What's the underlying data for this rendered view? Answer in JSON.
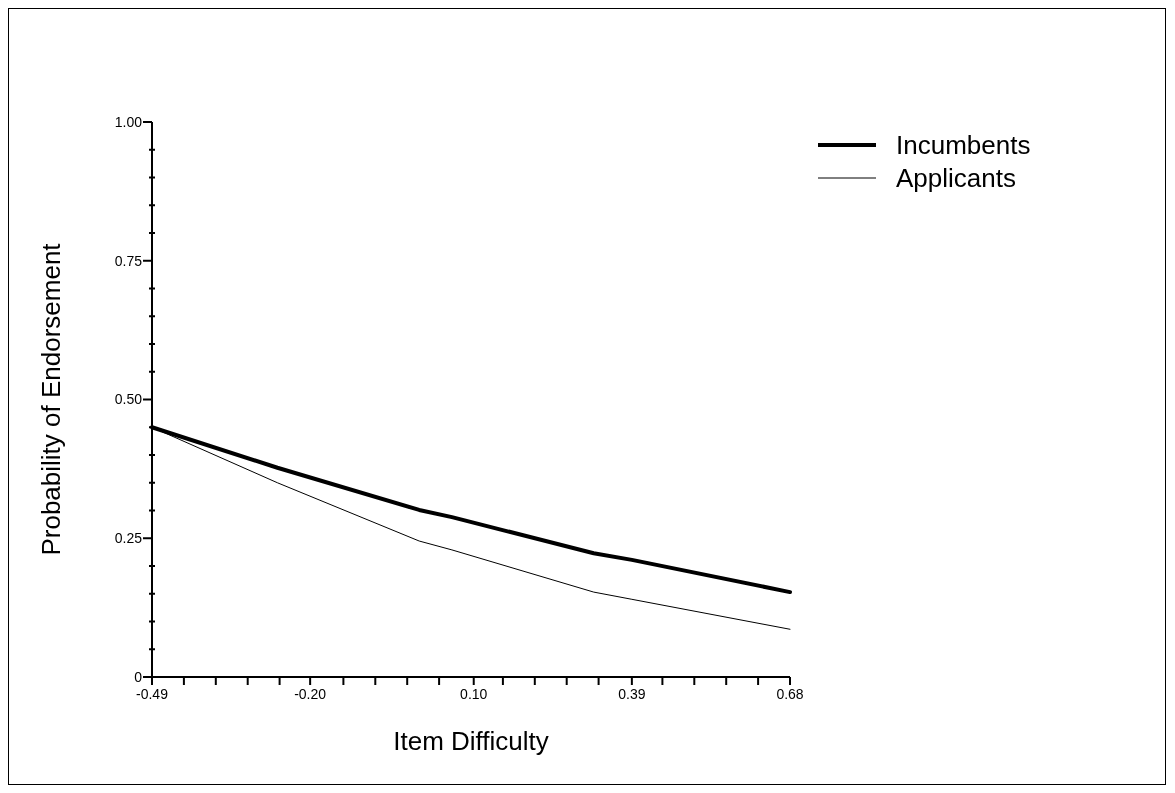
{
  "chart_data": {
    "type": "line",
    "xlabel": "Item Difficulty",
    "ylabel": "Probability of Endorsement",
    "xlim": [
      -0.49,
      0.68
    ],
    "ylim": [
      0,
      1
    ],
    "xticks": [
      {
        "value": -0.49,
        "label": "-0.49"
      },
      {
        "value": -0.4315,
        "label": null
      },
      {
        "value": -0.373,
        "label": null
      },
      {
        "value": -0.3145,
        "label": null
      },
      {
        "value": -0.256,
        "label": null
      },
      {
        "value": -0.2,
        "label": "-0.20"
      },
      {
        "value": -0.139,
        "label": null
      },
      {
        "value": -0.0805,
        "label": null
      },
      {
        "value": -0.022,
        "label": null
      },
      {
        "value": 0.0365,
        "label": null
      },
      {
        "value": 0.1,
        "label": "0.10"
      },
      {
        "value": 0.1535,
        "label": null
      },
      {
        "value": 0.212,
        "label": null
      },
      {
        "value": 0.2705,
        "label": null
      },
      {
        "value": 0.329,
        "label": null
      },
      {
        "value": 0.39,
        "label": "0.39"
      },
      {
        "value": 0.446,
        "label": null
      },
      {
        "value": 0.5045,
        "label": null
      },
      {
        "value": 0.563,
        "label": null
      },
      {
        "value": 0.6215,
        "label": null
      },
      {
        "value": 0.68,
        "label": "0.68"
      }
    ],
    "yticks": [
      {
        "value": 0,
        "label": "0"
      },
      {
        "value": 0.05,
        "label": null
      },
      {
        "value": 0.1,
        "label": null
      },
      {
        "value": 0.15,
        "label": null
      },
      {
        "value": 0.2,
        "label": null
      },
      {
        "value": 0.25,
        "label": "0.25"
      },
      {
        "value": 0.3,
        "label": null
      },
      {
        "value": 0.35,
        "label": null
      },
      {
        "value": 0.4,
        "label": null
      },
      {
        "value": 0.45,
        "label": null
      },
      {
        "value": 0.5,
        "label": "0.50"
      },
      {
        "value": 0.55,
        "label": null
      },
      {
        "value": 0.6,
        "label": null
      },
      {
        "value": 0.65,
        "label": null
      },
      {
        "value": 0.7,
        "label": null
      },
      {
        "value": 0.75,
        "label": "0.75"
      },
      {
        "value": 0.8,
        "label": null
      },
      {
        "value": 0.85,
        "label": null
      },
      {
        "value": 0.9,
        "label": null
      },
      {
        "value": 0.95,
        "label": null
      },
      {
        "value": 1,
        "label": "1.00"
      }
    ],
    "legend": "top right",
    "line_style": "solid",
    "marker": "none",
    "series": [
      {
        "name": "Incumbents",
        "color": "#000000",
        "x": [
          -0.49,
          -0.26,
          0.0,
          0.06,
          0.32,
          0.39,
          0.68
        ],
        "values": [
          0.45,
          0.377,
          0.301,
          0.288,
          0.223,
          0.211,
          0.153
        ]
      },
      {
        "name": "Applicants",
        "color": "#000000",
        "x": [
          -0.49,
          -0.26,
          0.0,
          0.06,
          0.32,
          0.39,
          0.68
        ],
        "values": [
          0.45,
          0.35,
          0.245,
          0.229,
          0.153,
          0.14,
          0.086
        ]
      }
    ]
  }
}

-*-

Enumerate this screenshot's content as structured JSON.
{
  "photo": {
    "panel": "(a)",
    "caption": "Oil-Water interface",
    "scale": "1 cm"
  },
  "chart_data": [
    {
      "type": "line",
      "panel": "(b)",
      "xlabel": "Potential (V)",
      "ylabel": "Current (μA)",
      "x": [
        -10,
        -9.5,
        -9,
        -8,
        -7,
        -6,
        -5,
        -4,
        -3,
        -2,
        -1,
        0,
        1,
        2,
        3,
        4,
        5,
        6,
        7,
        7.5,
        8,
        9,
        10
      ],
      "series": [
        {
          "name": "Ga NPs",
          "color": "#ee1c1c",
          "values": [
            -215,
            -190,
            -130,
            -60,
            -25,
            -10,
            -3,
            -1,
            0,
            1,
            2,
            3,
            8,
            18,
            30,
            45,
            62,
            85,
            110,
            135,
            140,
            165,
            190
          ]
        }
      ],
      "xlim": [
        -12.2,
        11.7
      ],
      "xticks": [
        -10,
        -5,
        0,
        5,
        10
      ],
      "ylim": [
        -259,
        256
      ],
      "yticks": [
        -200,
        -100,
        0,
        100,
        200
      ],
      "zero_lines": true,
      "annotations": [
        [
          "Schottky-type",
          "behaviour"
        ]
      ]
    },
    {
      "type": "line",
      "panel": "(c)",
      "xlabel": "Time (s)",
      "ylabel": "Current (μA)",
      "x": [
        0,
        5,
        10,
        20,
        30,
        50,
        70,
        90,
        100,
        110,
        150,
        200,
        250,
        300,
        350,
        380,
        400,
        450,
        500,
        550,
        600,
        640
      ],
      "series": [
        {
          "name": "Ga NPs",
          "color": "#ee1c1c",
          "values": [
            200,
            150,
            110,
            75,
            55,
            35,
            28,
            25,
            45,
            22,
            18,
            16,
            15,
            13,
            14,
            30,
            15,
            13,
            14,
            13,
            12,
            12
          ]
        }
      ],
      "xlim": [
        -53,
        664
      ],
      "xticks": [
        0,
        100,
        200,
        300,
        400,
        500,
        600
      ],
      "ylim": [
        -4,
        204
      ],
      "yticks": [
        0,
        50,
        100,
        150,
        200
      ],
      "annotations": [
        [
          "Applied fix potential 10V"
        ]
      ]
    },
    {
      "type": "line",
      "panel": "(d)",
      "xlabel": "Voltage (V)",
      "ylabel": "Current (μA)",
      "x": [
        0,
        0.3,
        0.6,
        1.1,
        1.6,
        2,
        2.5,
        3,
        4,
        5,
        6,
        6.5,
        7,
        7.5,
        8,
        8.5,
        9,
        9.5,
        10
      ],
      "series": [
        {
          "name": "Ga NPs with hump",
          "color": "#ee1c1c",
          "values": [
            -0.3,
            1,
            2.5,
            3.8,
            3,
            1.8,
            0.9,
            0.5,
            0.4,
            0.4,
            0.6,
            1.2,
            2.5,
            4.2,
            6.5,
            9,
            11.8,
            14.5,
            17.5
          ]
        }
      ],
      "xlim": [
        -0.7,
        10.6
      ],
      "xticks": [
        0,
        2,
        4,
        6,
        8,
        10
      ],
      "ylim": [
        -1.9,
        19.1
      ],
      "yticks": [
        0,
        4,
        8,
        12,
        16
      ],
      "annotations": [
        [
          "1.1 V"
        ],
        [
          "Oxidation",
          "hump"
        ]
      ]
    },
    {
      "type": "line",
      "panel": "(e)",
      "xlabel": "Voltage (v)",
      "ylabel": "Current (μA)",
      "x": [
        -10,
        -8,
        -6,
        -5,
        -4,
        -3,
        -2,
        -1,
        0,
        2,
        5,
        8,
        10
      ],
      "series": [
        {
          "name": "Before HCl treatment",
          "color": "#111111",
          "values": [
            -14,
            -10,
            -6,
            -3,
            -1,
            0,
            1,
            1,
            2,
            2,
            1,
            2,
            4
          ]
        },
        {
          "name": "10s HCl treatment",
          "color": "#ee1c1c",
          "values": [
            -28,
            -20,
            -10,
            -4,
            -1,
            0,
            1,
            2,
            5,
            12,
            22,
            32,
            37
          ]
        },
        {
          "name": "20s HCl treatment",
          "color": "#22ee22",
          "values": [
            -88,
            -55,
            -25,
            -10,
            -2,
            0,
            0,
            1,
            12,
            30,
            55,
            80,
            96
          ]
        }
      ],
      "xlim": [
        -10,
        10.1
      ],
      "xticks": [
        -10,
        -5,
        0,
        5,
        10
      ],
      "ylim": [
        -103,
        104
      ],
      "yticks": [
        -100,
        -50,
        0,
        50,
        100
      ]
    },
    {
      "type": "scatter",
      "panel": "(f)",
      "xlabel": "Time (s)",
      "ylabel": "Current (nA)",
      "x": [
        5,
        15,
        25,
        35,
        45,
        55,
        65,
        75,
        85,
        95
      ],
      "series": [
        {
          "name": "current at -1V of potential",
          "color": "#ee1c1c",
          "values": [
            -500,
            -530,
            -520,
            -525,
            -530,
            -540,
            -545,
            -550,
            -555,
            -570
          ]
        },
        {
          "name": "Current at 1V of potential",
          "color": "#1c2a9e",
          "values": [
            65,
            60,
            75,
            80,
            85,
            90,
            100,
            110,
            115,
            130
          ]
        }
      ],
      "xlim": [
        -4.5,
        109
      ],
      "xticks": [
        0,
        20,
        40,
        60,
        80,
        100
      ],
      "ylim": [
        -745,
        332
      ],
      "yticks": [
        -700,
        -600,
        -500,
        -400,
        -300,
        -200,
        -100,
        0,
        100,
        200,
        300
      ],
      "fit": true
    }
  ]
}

-*-

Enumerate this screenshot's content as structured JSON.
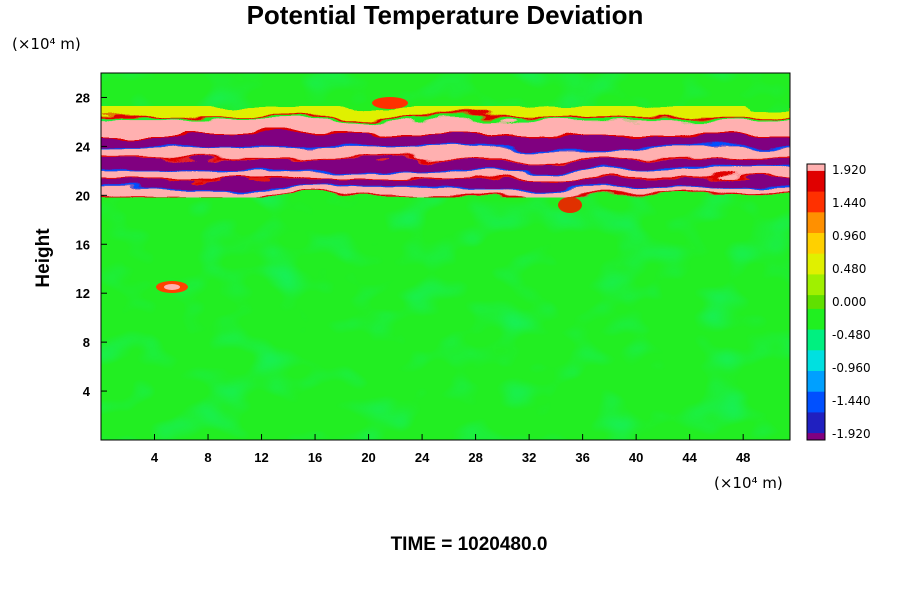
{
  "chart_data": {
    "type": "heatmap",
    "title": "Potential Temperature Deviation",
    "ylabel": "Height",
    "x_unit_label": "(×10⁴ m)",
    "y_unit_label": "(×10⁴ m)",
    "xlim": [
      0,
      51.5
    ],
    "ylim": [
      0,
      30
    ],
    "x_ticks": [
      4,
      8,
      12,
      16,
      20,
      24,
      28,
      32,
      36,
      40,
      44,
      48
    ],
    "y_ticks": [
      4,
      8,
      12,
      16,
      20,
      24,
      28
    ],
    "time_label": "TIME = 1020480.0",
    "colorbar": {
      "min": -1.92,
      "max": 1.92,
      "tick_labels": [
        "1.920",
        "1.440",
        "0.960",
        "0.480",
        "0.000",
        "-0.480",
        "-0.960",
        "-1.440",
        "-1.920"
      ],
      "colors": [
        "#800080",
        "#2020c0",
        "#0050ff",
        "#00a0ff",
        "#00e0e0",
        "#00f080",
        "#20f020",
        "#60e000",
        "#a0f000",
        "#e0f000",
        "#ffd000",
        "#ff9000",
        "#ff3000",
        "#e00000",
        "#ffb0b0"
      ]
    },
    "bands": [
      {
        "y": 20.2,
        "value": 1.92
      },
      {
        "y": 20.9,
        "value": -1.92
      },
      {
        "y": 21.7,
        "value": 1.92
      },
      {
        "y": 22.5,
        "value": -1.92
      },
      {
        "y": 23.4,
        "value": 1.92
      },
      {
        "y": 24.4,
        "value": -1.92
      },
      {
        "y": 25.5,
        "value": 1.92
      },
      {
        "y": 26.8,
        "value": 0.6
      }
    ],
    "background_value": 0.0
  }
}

-*-

— Problem requirements —
Report each line in the preceding entries that holds the string "treatment".

— Complete response —
          "name": "Before HCl treatment",
          "name": "10s HCl treatment",
          "name": "20s HCl treatment",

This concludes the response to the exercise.